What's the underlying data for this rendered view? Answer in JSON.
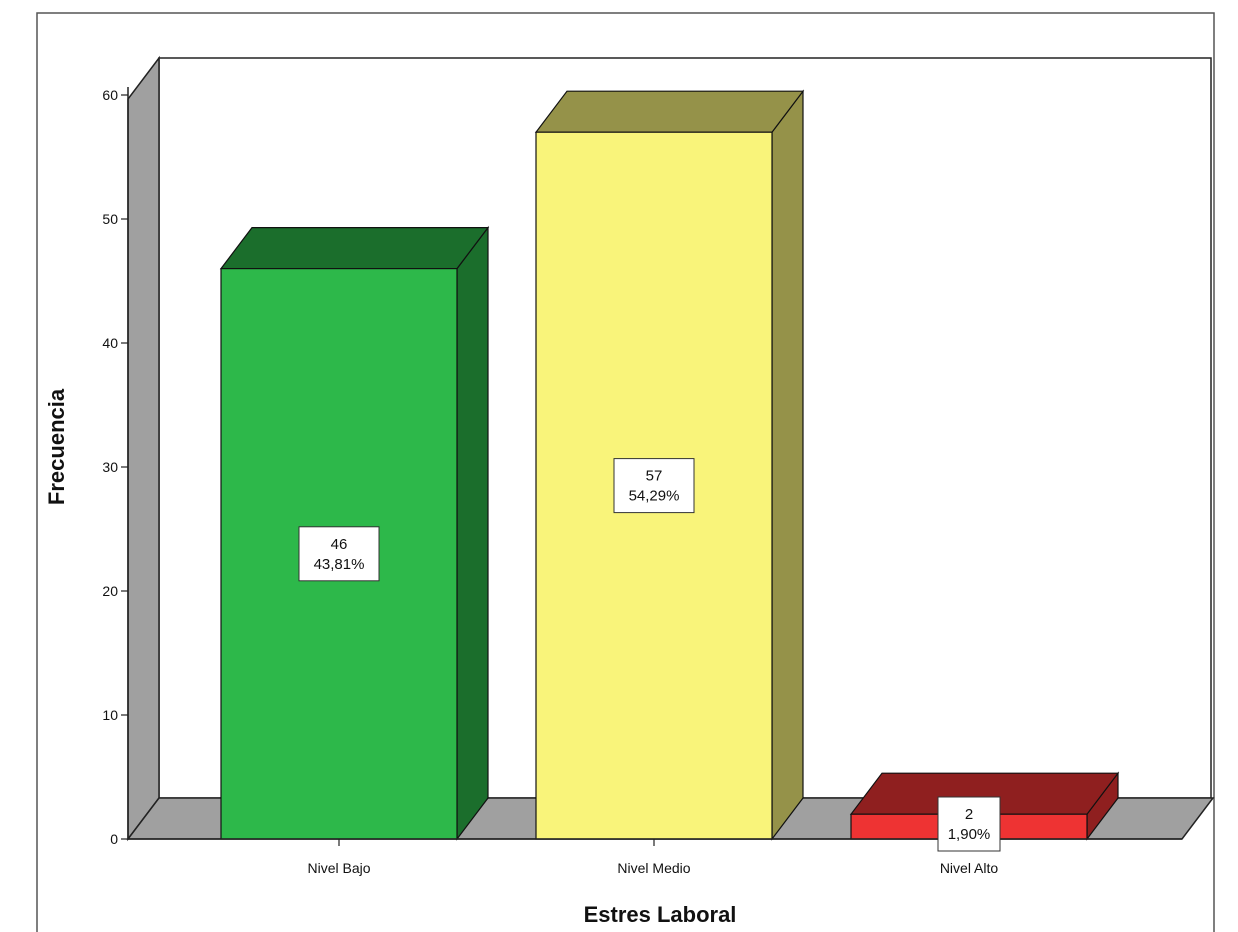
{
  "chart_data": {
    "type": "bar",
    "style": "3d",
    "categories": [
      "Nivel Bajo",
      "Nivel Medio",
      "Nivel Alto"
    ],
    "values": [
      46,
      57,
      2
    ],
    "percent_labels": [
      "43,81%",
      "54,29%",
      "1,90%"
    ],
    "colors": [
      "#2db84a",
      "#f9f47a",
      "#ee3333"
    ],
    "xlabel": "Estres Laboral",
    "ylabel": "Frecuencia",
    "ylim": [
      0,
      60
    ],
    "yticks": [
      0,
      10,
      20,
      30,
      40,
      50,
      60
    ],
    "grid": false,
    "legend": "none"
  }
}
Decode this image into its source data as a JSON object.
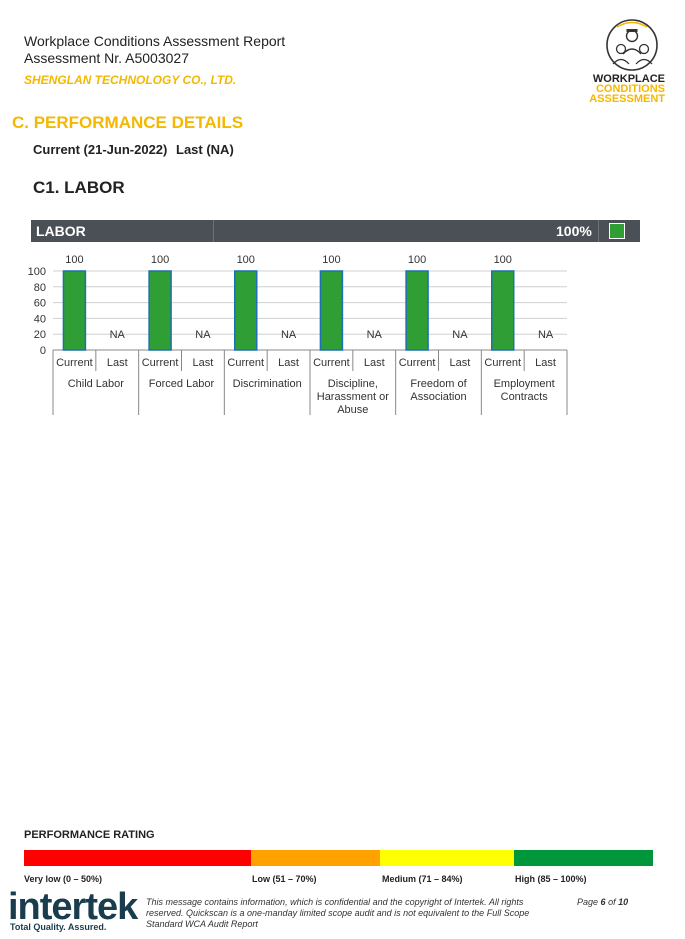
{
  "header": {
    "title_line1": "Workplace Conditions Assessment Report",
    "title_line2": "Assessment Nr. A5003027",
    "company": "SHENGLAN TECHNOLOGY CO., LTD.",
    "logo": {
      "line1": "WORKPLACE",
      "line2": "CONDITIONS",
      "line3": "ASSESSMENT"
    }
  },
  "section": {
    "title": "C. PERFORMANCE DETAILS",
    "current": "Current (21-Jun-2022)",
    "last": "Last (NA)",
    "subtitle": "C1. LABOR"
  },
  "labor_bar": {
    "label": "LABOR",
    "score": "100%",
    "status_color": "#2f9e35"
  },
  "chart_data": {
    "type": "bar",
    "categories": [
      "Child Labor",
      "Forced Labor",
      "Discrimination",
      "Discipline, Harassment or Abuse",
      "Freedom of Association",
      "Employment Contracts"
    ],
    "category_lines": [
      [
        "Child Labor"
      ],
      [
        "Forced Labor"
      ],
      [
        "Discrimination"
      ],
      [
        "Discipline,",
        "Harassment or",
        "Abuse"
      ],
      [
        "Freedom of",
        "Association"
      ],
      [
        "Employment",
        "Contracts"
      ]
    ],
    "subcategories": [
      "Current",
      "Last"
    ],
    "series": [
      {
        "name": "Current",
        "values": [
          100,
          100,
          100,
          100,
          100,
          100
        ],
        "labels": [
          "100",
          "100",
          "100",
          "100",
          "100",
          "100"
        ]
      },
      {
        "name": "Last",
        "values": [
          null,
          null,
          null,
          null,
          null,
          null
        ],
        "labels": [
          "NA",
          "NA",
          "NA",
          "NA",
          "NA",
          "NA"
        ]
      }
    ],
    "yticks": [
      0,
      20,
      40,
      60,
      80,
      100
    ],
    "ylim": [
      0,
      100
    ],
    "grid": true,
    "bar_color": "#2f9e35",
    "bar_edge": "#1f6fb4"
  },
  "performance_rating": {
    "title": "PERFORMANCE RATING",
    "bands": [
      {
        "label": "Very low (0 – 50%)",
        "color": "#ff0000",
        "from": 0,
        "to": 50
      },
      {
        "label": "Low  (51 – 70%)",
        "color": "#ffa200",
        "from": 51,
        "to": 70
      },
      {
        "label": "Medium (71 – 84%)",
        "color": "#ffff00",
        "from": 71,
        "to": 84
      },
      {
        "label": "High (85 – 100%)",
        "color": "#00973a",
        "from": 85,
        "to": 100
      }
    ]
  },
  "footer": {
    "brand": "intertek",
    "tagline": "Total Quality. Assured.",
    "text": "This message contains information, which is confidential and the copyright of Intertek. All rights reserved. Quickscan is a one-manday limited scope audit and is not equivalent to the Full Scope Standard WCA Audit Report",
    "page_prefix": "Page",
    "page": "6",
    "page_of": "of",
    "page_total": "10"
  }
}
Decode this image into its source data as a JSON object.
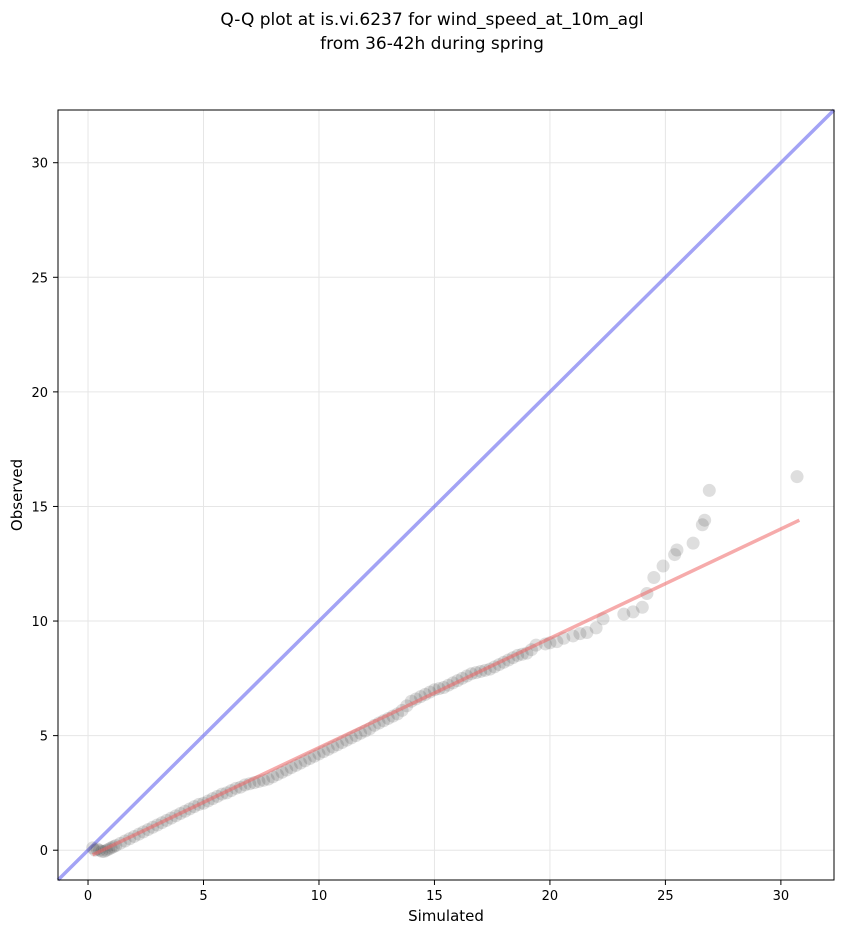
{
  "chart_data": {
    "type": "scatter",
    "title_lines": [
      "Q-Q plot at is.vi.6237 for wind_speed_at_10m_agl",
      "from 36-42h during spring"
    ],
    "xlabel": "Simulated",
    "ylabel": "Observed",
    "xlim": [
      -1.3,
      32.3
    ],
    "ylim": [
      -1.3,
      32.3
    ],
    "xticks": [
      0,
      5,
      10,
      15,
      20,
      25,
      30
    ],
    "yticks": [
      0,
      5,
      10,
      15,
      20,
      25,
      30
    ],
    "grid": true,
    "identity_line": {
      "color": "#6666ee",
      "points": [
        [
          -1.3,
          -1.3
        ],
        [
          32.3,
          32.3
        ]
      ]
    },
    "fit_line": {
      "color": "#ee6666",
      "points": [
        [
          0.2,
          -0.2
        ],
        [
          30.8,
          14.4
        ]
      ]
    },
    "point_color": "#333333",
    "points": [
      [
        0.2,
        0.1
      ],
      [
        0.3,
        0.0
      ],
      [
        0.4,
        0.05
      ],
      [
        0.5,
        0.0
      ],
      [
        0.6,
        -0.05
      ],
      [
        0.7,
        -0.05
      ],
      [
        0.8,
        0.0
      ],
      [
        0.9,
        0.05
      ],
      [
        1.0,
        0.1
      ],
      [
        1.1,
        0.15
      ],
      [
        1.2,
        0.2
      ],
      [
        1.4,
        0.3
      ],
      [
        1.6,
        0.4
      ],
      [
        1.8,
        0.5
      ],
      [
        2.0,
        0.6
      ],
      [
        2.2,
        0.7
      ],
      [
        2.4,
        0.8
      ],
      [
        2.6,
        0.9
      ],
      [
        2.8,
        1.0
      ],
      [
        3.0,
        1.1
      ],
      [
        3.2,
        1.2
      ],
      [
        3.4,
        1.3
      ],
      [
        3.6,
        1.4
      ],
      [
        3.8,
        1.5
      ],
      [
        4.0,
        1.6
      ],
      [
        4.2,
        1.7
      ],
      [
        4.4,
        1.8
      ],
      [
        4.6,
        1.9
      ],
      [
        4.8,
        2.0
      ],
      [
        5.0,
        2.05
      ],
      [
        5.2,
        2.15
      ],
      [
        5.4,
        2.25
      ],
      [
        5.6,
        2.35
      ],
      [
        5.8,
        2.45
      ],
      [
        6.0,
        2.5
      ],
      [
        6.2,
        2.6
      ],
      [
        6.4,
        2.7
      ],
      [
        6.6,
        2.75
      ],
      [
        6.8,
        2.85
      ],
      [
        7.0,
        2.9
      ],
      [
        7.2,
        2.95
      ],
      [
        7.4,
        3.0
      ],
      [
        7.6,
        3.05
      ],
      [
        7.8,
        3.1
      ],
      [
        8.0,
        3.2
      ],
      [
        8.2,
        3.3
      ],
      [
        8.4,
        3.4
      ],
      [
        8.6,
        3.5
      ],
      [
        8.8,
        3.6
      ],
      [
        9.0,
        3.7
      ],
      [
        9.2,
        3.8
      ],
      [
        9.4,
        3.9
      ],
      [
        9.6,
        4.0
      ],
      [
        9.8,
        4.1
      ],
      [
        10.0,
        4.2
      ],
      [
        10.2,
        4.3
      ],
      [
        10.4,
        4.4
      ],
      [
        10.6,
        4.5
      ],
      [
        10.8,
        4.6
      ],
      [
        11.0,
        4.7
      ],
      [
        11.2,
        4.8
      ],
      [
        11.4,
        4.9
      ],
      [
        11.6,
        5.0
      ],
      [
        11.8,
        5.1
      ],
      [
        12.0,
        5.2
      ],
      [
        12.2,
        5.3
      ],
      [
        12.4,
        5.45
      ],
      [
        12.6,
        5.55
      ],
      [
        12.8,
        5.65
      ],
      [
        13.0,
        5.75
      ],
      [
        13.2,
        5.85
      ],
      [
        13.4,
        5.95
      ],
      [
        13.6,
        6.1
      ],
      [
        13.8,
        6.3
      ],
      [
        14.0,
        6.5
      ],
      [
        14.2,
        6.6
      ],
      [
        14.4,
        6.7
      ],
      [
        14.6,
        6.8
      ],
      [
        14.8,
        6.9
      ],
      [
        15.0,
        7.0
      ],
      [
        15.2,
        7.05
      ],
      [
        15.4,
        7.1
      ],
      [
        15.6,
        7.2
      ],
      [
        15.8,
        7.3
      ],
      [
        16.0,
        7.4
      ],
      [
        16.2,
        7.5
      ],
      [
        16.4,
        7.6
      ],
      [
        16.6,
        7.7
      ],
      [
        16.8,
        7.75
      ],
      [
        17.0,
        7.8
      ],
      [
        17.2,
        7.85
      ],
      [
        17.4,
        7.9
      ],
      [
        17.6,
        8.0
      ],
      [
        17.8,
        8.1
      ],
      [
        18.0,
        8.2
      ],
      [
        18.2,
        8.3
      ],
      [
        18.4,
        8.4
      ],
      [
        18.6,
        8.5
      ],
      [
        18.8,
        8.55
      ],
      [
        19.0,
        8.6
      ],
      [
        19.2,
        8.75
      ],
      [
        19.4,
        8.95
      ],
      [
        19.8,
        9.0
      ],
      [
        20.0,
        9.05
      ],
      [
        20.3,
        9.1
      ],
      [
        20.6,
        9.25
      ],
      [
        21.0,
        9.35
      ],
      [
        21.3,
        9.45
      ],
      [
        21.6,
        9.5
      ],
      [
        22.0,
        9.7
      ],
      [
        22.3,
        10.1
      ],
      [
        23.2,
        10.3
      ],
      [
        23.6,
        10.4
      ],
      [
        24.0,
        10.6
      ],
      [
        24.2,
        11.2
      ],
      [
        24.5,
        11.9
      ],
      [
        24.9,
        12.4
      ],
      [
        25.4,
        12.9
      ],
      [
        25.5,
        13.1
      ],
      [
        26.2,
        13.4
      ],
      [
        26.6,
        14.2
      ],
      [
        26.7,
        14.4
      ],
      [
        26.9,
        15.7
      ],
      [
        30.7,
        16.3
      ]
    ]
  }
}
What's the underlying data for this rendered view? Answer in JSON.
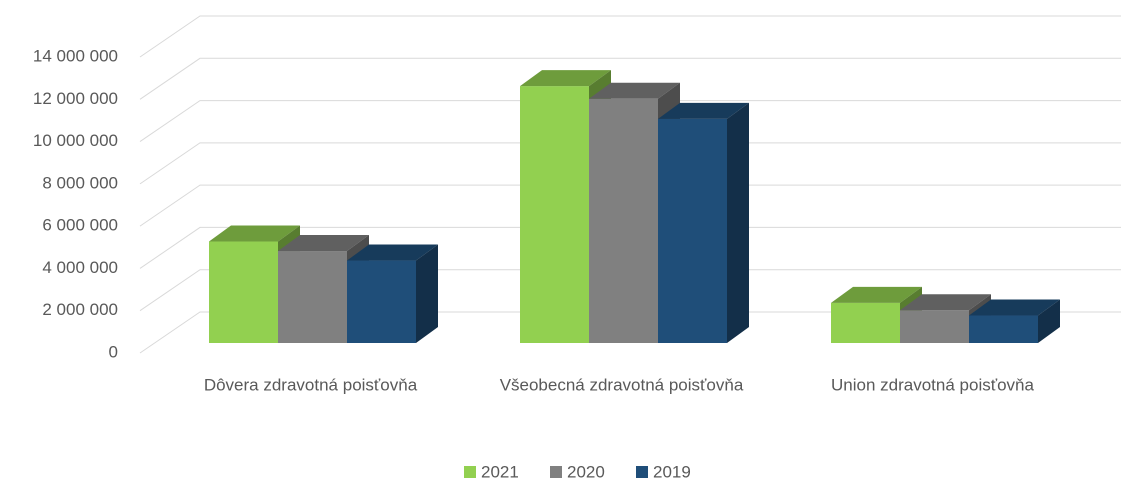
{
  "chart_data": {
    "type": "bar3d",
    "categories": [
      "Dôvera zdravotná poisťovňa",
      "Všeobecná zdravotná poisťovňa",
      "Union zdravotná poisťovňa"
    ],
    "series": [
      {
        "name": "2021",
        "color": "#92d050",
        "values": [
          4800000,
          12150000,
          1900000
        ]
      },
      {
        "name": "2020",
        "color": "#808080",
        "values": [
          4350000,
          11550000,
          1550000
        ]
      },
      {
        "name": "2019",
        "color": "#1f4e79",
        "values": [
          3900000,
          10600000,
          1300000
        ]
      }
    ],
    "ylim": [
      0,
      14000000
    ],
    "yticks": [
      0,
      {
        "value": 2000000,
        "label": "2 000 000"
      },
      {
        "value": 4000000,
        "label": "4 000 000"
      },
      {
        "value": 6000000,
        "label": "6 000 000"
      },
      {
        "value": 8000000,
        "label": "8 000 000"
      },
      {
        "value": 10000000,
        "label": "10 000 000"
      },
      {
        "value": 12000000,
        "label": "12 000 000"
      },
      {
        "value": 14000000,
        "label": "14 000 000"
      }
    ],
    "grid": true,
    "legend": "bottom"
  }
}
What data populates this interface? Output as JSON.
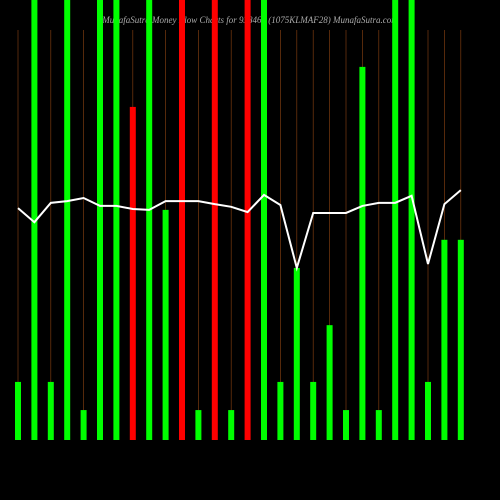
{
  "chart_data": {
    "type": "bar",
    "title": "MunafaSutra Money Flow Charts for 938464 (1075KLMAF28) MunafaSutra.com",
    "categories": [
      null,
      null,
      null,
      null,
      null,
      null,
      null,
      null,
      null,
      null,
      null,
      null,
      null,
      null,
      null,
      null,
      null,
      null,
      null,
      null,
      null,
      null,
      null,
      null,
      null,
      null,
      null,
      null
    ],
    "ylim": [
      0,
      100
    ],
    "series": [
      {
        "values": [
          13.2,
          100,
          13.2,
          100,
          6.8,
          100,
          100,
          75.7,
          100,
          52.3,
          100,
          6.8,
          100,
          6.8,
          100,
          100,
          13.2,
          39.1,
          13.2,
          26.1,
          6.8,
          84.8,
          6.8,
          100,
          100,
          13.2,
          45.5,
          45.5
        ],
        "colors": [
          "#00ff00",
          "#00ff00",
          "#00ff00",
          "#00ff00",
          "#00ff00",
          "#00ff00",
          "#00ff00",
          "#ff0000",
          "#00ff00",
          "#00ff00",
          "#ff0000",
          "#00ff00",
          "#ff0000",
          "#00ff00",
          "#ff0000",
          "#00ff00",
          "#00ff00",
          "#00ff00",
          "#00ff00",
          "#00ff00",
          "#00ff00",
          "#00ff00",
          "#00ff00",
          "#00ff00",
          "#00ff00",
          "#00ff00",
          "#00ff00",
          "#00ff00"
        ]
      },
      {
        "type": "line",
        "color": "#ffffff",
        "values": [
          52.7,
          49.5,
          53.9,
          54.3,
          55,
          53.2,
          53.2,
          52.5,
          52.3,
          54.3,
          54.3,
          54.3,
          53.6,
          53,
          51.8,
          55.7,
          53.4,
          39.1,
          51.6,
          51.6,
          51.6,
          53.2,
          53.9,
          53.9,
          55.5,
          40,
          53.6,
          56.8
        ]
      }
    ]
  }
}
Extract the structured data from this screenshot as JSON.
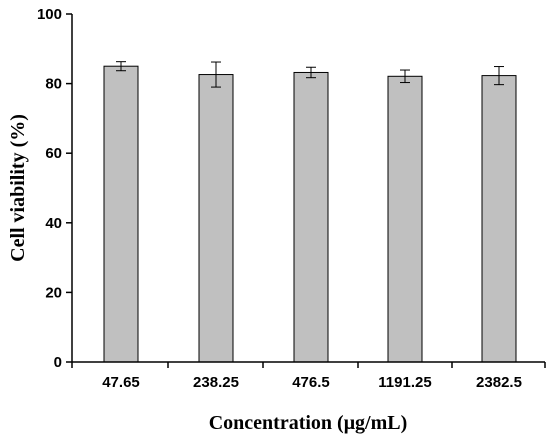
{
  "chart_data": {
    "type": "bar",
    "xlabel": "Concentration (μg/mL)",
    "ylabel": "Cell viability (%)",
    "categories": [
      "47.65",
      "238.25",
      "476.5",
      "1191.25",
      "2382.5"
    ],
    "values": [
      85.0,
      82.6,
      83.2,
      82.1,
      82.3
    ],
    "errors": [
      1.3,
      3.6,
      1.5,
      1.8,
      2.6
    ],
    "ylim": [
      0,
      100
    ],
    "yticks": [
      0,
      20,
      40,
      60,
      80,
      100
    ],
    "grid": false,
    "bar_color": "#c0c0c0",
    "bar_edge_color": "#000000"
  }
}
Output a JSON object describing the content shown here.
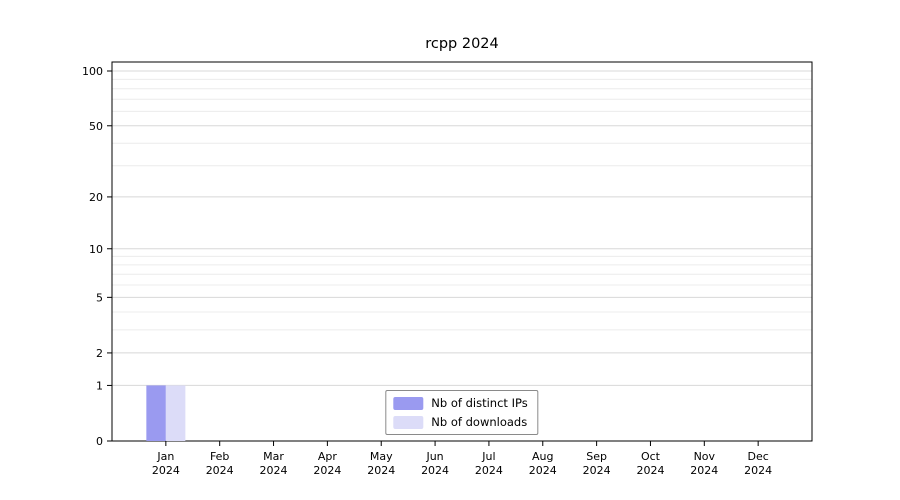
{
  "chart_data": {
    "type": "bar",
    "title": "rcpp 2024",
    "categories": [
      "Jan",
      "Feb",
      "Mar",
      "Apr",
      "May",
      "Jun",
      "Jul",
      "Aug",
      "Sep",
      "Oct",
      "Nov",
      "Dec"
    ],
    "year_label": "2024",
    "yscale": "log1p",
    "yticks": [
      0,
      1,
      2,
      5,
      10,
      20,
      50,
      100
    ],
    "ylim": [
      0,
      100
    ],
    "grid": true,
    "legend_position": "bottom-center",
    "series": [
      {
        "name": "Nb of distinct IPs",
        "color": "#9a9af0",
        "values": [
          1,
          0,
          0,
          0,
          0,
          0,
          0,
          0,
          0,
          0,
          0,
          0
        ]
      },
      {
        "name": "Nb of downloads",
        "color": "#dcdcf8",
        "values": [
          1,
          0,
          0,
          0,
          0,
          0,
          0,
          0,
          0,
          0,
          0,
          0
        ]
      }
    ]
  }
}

____________________

> [Objective]: Tally the lines that hold the string "Discipline" and state the total, nothing more.

> [Result]: 2